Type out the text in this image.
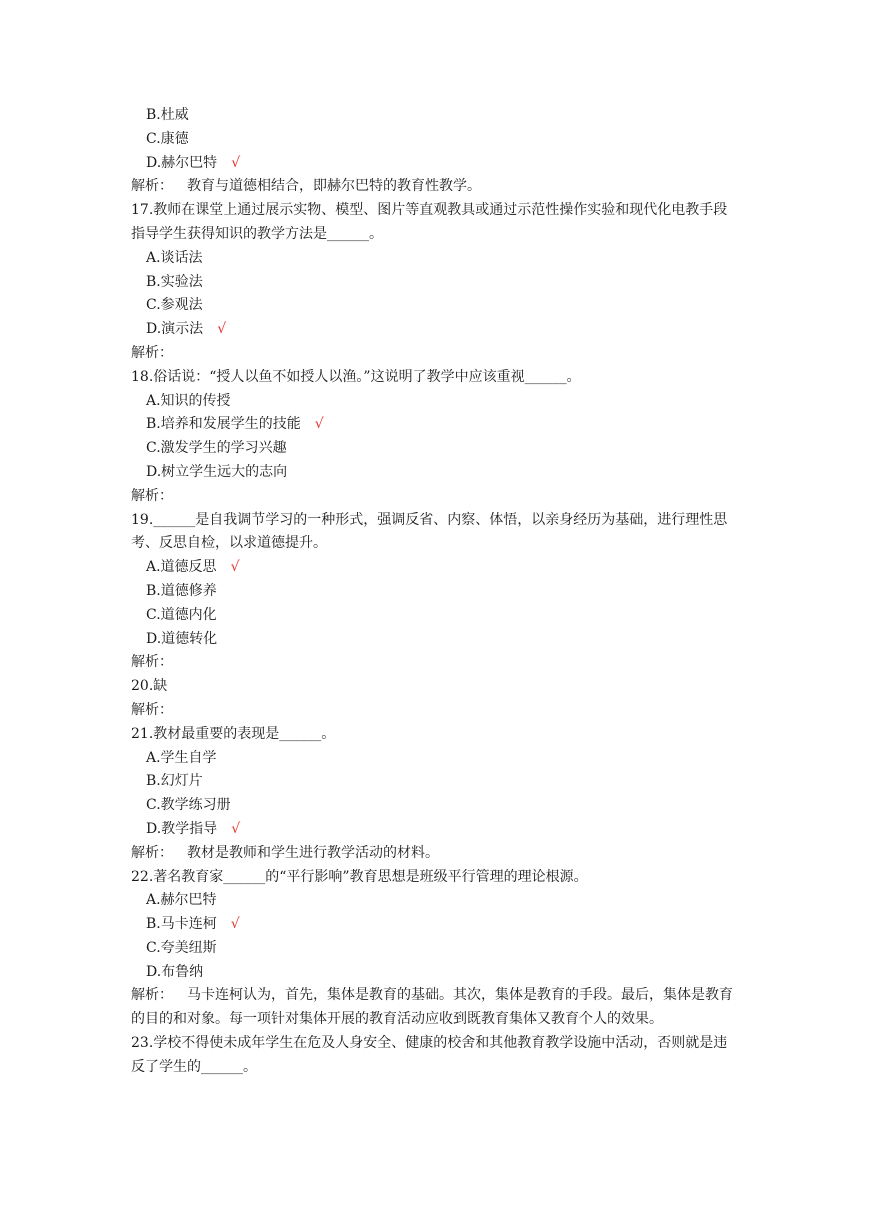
B.杜威
C.康德
D.赫尔巴特 √
解析： 教育与道德相结合，即赫尔巴特的教育性教学。
17.教师在课堂上通过展示实物、模型、图片等直观教具或通过示范性操作实验和现代化电教手段指导学生获得知识的教学方法是______。
A.谈话法
B.实验法
C.参观法
D.演示法 √
解析：
18.俗话说：“授人以鱼不如授人以渔。”这说明了教学中应该重视______。
A.知识的传授
B.培养和发展学生的技能 √
C.激发学生的学习兴趣
D.树立学生远大的志向
解析：
19.______是自我调节学习的一种形式，强调反省、内察、体悟，以亲身经历为基础，进行理性思考、反思自检，以求道德提升。
A.道德反思 √
B.道德修养
C.道德内化
D.道德转化
解析：
20.缺
解析：
21.教材最重要的表现是______。
A.学生自学
B.幻灯片
C.教学练习册
D.教学指导 √
解析： 教材是教师和学生进行教学活动的材料。
22.著名教育家______的“平行影响”教育思想是班级平行管理的理论根源。
A.赫尔巴特
B.马卡连柯 √
C.夸美纽斯
D.布鲁纳
解析： 马卡连柯认为，首先，集体是教育的基础。其次，集体是教育的手段。最后，集体是教育的目的和对象。每一项针对集体开展的教育活动应收到既教育集体又教育个人的效果。
23.学校不得使未成年学生在危及人身安全、健康的校舍和其他教育教学设施中活动，否则就是违反了学生的______。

◇ ◇ ◇ ◇

> _What is being asked_
Print the records word for word and exclude any picture they hold.

> _Task result_
Type out the text in this image.
B.杜威
C.康德
D.赫尔巴特 √
解析： 教育与道德相结合，即赫尔巴特的教育性教学。
17.教师在课堂上通过展示实物、模型、图片等直观教具或通过示范性操作实验和现代化电教手段指导学生获得知识的教学方法是______。
A.谈话法
B.实验法
C.参观法
D.演示法 √
解析：
18.俗话说：“授人以鱼不如授人以渔。”这说明了教学中应该重视______。
A.知识的传授
B.培养和发展学生的技能 √
C.激发学生的学习兴趣
D.树立学生远大的志向
解析：
19.______是自我调节学习的一种形式，强调反省、内察、体悟，以亲身经历为基础，进行理性思考、反思自检，以求道德提升。
A.道德反思 √
B.道德修养
C.道德内化
D.道德转化
解析：
20.缺
解析：
21.教材最重要的表现是______。
A.学生自学
B.幻灯片
C.教学练习册
D.教学指导 √
解析： 教材是教师和学生进行教学活动的材料。
22.著名教育家______的“平行影响”教育思想是班级平行管理的理论根源。
A.赫尔巴特
B.马卡连柯 √
C.夸美纽斯
D.布鲁纳
解析： 马卡连柯认为，首先，集体是教育的基础。其次，集体是教育的手段。最后，集体是教育的目的和对象。每一项针对集体开展的教育活动应收到既教育集体又教育个人的效果。
23.学校不得使未成年学生在危及人身安全、健康的校舍和其他教育教学设施中活动，否则就是违反了学生的______。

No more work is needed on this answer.